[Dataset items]
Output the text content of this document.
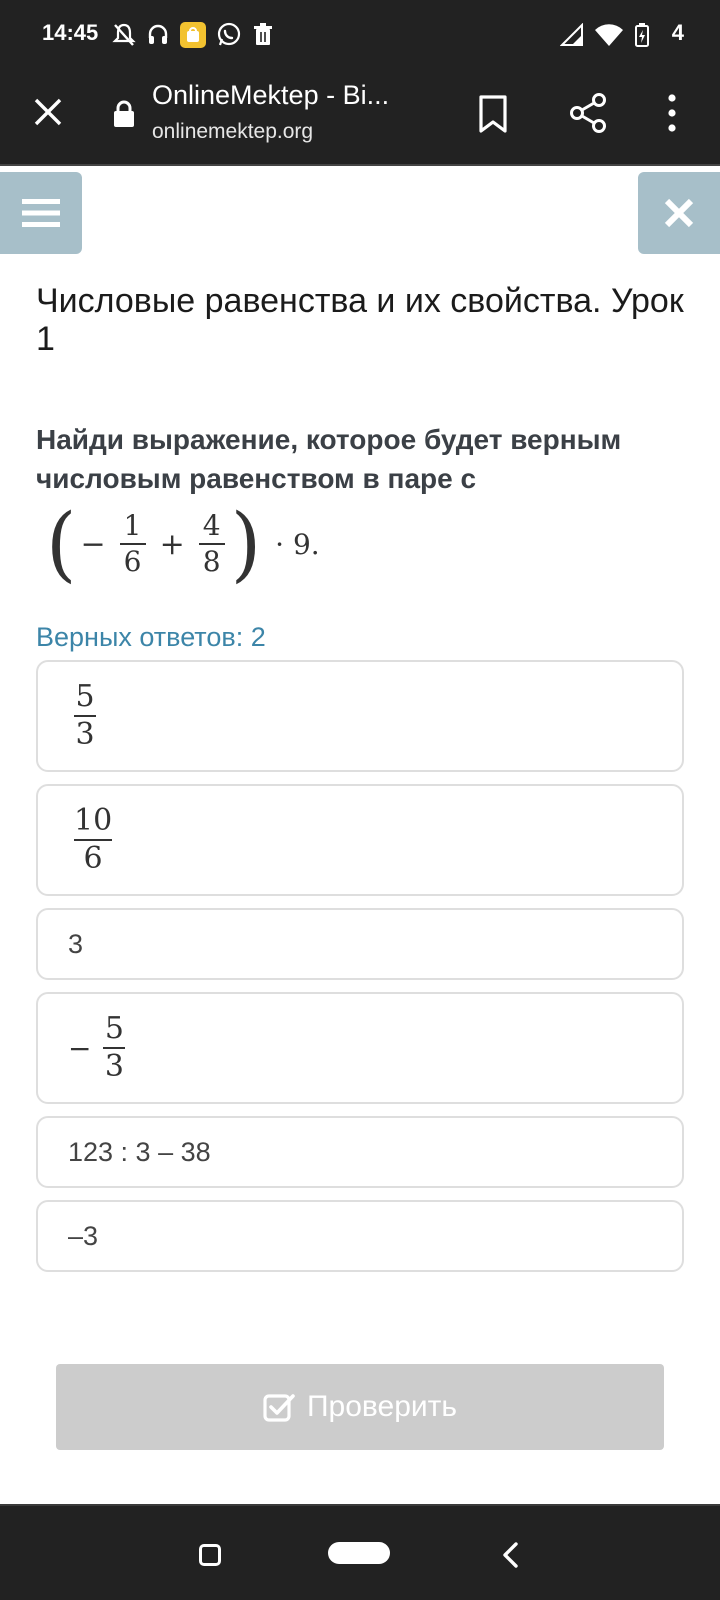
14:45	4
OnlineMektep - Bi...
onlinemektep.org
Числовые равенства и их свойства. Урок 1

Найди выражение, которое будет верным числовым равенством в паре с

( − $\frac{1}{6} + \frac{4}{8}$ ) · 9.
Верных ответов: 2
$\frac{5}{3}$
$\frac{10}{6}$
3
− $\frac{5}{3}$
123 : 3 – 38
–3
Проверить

• [The exercise]
Provide the number of lines containing the string "frac", with no other output.

• [Complete answer]
4